Description of the task
Examine the records and identify each line that includes the string "grab". Copy those lines.

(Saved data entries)
___
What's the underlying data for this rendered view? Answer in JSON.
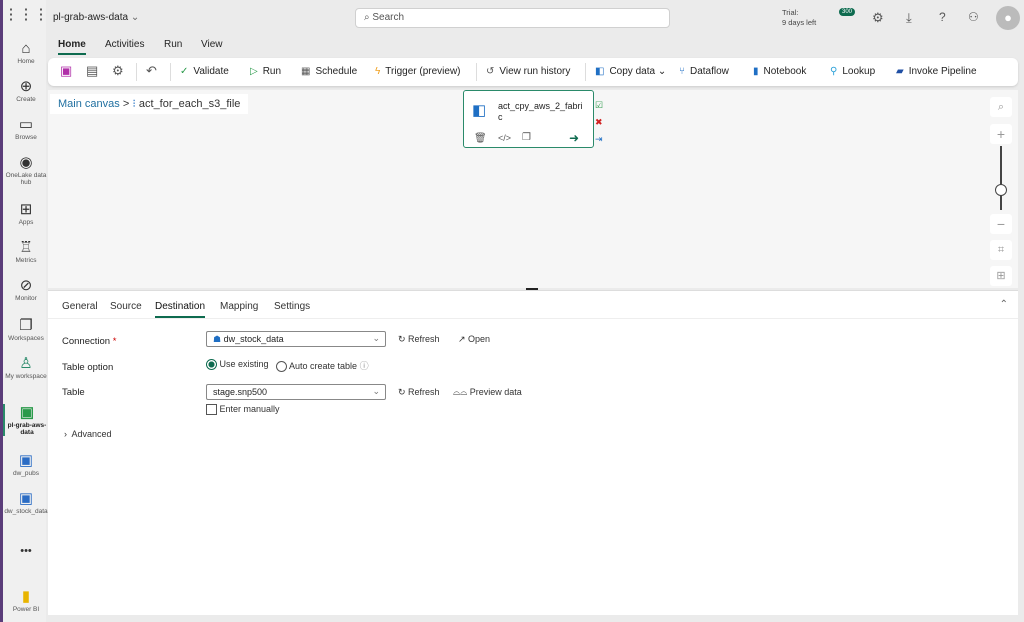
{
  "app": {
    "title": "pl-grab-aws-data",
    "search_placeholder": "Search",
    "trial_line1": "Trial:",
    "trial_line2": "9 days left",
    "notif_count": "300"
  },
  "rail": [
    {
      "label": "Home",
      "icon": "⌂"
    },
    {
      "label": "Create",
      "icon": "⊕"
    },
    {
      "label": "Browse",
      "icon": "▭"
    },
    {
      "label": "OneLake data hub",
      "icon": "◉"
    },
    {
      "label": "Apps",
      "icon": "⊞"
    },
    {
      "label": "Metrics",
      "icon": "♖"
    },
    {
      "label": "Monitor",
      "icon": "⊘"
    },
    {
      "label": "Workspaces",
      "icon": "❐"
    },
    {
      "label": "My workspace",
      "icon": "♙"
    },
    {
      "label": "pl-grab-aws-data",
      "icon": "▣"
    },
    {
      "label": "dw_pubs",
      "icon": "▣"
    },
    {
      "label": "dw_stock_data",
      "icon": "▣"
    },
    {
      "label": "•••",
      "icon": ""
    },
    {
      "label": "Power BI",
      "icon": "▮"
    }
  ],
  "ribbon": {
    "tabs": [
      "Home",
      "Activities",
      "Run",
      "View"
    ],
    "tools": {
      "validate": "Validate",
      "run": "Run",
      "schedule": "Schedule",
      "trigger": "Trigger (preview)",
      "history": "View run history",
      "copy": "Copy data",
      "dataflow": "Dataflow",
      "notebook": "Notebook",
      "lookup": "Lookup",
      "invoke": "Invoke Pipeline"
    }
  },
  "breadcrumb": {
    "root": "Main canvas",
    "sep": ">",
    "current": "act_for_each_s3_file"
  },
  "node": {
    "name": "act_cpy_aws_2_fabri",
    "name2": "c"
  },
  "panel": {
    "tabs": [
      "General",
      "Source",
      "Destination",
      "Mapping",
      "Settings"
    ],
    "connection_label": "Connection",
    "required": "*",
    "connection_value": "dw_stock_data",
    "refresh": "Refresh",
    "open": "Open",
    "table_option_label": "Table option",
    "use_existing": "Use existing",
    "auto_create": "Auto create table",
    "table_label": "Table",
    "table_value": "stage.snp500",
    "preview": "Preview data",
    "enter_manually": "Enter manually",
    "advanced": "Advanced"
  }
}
___
Answer to this task
    "title": "pl-grab-aws-data",
      "label": "pl-grab-aws-data",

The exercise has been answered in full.